▶ _What to work on_:
Transcribe all of the material exactly.

▶ _Dataset rows_:
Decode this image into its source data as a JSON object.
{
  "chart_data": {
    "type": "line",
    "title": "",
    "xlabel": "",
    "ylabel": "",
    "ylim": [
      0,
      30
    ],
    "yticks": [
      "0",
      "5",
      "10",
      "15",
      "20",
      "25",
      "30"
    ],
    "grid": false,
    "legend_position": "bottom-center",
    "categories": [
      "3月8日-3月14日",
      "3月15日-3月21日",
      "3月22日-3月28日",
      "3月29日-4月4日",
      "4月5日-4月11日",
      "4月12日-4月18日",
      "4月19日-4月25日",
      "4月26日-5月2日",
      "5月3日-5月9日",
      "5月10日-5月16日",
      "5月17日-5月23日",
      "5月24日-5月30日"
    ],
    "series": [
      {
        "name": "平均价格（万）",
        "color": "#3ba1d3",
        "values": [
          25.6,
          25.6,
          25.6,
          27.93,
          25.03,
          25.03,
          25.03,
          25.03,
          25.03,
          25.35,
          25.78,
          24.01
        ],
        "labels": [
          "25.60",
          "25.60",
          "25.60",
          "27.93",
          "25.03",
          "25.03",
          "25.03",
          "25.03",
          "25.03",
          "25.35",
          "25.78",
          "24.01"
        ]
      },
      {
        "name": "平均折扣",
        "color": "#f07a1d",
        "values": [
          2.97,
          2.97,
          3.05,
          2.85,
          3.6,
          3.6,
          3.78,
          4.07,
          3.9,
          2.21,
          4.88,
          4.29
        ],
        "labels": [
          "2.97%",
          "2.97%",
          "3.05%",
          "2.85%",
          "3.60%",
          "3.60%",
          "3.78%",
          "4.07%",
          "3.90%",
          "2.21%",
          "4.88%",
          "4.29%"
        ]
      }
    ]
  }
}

▶ _Solution to the exercise_:
Decode this image into its source data as a JSON object.
{
  "chart_data": {
    "type": "line",
    "title": "",
    "xlabel": "",
    "ylabel": "",
    "ylim": [
      0,
      30
    ],
    "yticks": [
      "0",
      "5",
      "10",
      "15",
      "20",
      "25",
      "30"
    ],
    "grid": false,
    "legend_position": "bottom-center",
    "categories": [
      "3月8日-3月14日",
      "3月15日-3月21日",
      "3月22日-3月28日",
      "3月29日-4月4日",
      "4月5日-4月11日",
      "4月12日-4月18日",
      "4月19日-4月25日",
      "4月26日-5月2日",
      "5月3日-5月9日",
      "5月10日-5月16日",
      "5月17日-5月23日",
      "5月24日-5月30日"
    ],
    "series": [
      {
        "name": "平均价格（万）",
        "color": "#3ba1d3",
        "values": [
          25.6,
          25.6,
          25.6,
          27.93,
          25.03,
          25.03,
          25.03,
          25.03,
          25.03,
          25.35,
          25.78,
          24.01
        ],
        "labels": [
          "25.60",
          "25.60",
          "25.60",
          "27.93",
          "25.03",
          "25.03",
          "25.03",
          "25.03",
          "25.03",
          "25.35",
          "25.78",
          "24.01"
        ]
      },
      {
        "name": "平均折扣",
        "color": "#f07a1d",
        "values": [
          2.97,
          2.97,
          3.05,
          2.85,
          3.6,
          3.6,
          3.78,
          4.07,
          3.9,
          2.21,
          4.88,
          4.29
        ],
        "labels": [
          "2.97%",
          "2.97%",
          "3.05%",
          "2.85%",
          "3.60%",
          "3.60%",
          "3.78%",
          "4.07%",
          "3.90%",
          "2.21%",
          "4.88%",
          "4.29%"
        ]
      }
    ]
  }
}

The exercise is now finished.